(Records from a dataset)
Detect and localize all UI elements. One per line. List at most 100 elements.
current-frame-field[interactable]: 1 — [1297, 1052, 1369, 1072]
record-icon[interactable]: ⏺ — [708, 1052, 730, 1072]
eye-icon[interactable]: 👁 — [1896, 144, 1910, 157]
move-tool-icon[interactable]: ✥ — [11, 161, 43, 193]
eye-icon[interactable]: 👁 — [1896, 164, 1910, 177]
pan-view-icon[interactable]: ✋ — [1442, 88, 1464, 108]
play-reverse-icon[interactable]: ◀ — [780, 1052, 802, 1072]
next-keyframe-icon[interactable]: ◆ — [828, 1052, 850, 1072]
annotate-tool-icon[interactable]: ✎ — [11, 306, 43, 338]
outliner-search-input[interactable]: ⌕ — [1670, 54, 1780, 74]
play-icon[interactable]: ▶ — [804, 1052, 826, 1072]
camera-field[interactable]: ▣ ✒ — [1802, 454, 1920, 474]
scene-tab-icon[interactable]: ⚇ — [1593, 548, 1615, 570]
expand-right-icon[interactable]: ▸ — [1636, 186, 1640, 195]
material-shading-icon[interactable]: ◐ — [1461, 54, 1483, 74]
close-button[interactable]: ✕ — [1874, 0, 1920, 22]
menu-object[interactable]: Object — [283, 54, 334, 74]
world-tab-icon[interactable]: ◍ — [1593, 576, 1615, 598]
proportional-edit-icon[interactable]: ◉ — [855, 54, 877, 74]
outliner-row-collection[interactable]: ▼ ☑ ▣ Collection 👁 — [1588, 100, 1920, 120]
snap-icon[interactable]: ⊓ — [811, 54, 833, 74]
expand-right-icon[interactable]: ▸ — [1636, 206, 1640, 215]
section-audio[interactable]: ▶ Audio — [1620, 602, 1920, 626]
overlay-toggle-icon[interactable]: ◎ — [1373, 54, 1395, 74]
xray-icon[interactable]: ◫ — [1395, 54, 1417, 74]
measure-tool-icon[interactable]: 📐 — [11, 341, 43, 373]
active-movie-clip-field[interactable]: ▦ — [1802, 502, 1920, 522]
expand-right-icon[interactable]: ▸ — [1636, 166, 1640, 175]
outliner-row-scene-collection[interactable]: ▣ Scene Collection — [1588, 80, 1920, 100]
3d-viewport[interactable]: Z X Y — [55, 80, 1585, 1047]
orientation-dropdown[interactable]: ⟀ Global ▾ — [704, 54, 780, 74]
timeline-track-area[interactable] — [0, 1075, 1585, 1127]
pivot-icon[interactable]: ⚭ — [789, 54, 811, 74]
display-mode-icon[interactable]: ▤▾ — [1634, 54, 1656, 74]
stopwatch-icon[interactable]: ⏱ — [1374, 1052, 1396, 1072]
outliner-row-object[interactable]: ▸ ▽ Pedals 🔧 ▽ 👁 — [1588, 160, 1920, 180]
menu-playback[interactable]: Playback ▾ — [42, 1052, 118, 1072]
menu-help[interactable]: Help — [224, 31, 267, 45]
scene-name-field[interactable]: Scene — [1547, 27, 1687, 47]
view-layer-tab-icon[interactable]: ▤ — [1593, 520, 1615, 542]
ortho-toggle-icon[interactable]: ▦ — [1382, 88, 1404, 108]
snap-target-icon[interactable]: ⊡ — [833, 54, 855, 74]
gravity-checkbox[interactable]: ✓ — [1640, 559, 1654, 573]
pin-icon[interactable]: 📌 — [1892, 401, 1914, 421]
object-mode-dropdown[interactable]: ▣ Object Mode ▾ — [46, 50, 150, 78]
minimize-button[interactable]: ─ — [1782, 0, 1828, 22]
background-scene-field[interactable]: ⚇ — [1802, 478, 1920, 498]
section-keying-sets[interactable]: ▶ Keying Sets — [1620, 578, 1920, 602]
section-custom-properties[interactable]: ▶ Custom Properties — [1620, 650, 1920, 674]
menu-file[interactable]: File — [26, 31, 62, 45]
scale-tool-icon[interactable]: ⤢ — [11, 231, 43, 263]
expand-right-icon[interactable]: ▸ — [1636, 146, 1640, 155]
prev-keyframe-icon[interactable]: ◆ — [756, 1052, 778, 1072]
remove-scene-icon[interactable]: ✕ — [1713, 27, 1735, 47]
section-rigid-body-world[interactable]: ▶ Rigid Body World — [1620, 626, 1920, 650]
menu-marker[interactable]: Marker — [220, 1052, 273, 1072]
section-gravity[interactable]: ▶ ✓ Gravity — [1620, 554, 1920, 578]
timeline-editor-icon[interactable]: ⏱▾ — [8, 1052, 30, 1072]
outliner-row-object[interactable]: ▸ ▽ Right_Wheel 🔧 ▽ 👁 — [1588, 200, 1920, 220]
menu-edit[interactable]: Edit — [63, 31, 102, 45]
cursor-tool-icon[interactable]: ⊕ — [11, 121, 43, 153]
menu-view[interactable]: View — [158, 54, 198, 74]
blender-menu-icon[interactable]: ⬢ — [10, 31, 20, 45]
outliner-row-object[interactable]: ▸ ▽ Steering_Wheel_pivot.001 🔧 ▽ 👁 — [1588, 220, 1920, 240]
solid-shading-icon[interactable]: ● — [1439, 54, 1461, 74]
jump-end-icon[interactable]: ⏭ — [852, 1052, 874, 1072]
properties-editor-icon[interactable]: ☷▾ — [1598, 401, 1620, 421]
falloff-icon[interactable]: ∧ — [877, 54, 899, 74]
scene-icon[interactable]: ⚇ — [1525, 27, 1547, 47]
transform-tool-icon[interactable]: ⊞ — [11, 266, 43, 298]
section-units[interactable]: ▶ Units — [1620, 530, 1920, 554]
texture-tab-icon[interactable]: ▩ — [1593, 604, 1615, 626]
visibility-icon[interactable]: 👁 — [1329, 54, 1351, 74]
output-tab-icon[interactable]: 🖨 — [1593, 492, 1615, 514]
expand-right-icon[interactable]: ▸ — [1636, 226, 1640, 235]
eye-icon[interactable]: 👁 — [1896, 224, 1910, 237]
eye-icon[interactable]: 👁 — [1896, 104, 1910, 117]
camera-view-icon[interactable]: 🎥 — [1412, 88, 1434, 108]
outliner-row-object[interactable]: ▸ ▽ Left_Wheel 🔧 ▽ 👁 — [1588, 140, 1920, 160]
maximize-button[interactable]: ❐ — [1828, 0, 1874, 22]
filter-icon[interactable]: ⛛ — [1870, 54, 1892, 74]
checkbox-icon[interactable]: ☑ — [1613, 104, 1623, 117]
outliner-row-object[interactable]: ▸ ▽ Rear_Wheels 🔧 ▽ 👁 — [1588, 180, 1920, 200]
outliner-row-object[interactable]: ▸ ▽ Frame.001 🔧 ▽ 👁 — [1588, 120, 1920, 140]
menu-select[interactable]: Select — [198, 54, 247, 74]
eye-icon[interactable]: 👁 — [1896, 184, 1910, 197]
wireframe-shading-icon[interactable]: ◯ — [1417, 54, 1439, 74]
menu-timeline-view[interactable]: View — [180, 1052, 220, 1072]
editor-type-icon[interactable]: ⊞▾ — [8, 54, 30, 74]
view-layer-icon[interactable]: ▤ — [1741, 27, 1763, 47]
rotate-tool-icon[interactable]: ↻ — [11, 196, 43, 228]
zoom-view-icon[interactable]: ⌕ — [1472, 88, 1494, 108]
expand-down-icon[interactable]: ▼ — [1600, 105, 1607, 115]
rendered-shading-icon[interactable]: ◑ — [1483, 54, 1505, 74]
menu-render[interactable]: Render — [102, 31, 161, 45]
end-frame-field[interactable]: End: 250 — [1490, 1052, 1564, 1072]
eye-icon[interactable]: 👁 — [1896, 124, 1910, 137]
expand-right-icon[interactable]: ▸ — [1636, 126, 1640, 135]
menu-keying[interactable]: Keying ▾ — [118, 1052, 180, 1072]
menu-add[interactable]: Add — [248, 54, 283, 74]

#### Problem:
Retype the records from their first line through the line containing "pivot-icon[interactable]: ⚭ —", keeping every character unchanged.

#### Task result:
Detect and localize all UI elements. One per line. List at most 100 elements.
current-frame-field[interactable]: 1 — [1297, 1052, 1369, 1072]
record-icon[interactable]: ⏺ — [708, 1052, 730, 1072]
eye-icon[interactable]: 👁 — [1896, 144, 1910, 157]
move-tool-icon[interactable]: ✥ — [11, 161, 43, 193]
eye-icon[interactable]: 👁 — [1896, 164, 1910, 177]
pan-view-icon[interactable]: ✋ — [1442, 88, 1464, 108]
play-reverse-icon[interactable]: ◀ — [780, 1052, 802, 1072]
next-keyframe-icon[interactable]: ◆ — [828, 1052, 850, 1072]
annotate-tool-icon[interactable]: ✎ — [11, 306, 43, 338]
outliner-search-input[interactable]: ⌕ — [1670, 54, 1780, 74]
play-icon[interactable]: ▶ — [804, 1052, 826, 1072]
camera-field[interactable]: ▣ ✒ — [1802, 454, 1920, 474]
scene-tab-icon[interactable]: ⚇ — [1593, 548, 1615, 570]
expand-right-icon[interactable]: ▸ — [1636, 186, 1640, 195]
material-shading-icon[interactable]: ◐ — [1461, 54, 1483, 74]
close-button[interactable]: ✕ — [1874, 0, 1920, 22]
menu-object[interactable]: Object — [283, 54, 334, 74]
world-tab-icon[interactable]: ◍ — [1593, 576, 1615, 598]
proportional-edit-icon[interactable]: ◉ — [855, 54, 877, 74]
outliner-row-collection[interactable]: ▼ ☑ ▣ Collection 👁 — [1588, 100, 1920, 120]
snap-icon[interactable]: ⊓ — [811, 54, 833, 74]
expand-right-icon[interactable]: ▸ — [1636, 206, 1640, 215]
section-audio[interactable]: ▶ Audio — [1620, 602, 1920, 626]
overlay-toggle-icon[interactable]: ◎ — [1373, 54, 1395, 74]
xray-icon[interactable]: ◫ — [1395, 54, 1417, 74]
measure-tool-icon[interactable]: 📐 — [11, 341, 43, 373]
active-movie-clip-field[interactable]: ▦ — [1802, 502, 1920, 522]
expand-right-icon[interactable]: ▸ — [1636, 166, 1640, 175]
outliner-row-scene-collection[interactable]: ▣ Scene Collection — [1588, 80, 1920, 100]
3d-viewport[interactable]: Z X Y — [55, 80, 1585, 1047]
orientation-dropdown[interactable]: ⟀ Global ▾ — [704, 54, 780, 74]
timeline-track-area[interactable] — [0, 1075, 1585, 1127]
pivot-icon[interactable]: ⚭ — [789, 54, 811, 74]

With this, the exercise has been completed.